--- EXERCISE REQUIREMENTS ---
Using the material below, work out how many lines contain the word "Studies". Reply with the number and nothing more.

+++ PROVIDED DATA

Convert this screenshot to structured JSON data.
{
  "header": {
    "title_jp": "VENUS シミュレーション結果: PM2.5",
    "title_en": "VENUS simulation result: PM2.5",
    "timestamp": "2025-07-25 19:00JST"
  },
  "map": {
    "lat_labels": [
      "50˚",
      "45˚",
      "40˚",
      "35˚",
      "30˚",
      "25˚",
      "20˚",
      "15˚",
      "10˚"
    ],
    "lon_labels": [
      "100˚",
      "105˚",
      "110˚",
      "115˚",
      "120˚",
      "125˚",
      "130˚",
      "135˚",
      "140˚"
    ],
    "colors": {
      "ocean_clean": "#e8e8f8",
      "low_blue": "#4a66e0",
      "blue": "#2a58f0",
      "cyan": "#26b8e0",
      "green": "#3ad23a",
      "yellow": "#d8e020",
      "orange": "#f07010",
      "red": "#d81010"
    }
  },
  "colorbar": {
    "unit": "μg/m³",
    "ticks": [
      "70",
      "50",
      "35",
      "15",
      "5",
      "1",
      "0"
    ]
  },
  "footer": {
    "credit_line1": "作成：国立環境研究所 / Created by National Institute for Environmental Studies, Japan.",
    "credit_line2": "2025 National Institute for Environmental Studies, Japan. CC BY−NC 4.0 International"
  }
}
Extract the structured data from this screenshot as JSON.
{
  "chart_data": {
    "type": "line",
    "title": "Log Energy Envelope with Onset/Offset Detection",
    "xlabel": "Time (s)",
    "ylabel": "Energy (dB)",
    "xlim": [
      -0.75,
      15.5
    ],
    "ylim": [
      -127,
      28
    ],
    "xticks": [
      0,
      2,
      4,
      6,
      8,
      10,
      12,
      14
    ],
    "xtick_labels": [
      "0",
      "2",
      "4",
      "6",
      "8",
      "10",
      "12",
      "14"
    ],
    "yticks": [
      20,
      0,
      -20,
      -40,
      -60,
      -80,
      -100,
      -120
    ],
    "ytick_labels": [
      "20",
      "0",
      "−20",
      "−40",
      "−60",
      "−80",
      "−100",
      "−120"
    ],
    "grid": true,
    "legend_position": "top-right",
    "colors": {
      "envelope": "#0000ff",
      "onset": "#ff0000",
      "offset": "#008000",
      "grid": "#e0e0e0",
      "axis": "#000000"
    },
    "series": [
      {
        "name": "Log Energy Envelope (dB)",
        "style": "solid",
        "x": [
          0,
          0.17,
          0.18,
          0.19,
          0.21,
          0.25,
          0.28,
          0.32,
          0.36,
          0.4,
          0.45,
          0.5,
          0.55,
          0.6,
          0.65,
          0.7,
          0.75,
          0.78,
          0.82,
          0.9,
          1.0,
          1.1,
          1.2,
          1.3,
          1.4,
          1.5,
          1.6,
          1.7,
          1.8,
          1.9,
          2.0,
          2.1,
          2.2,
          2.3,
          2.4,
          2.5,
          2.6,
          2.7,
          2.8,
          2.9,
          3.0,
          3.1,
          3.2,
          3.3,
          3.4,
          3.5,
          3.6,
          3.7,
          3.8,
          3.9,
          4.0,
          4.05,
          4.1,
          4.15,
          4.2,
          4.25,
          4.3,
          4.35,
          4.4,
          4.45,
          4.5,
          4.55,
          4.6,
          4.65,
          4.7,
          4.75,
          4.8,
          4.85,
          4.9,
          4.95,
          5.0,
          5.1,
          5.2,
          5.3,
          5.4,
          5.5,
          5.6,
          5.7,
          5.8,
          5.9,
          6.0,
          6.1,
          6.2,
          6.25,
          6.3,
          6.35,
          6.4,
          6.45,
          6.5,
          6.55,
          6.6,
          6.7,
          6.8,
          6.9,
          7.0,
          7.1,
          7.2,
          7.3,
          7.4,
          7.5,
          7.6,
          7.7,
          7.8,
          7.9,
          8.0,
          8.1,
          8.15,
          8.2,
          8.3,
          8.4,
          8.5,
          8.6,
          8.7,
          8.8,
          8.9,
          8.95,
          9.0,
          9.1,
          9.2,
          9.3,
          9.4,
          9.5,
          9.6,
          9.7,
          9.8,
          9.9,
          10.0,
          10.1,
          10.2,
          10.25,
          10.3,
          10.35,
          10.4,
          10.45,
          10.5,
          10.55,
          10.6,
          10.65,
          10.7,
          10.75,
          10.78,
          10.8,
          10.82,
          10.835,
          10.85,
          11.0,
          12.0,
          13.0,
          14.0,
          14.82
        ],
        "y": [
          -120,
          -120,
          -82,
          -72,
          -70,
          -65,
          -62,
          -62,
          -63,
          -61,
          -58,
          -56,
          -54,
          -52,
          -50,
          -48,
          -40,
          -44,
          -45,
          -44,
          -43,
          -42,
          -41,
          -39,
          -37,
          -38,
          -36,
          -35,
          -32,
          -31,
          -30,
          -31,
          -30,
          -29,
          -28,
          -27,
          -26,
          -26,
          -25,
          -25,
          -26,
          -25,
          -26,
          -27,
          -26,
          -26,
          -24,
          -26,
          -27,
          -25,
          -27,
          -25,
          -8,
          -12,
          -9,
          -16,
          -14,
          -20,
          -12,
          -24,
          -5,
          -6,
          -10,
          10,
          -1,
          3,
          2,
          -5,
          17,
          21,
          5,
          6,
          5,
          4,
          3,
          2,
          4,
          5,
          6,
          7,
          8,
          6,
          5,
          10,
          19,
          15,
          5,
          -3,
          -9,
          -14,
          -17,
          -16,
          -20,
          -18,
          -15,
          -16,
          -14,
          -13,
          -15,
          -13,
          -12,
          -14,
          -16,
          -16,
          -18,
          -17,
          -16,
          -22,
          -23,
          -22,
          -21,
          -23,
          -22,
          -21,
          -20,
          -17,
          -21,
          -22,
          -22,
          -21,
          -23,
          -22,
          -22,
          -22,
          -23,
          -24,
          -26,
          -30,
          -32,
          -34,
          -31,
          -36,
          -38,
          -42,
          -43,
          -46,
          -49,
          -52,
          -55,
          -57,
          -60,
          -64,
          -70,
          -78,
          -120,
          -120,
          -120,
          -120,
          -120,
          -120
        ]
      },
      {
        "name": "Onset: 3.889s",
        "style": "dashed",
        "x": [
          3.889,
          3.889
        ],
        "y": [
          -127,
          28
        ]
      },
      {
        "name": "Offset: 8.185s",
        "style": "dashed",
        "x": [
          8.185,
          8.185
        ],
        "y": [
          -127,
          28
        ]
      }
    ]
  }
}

++++++

--- ANSWER TO THE EXERCISE ---
2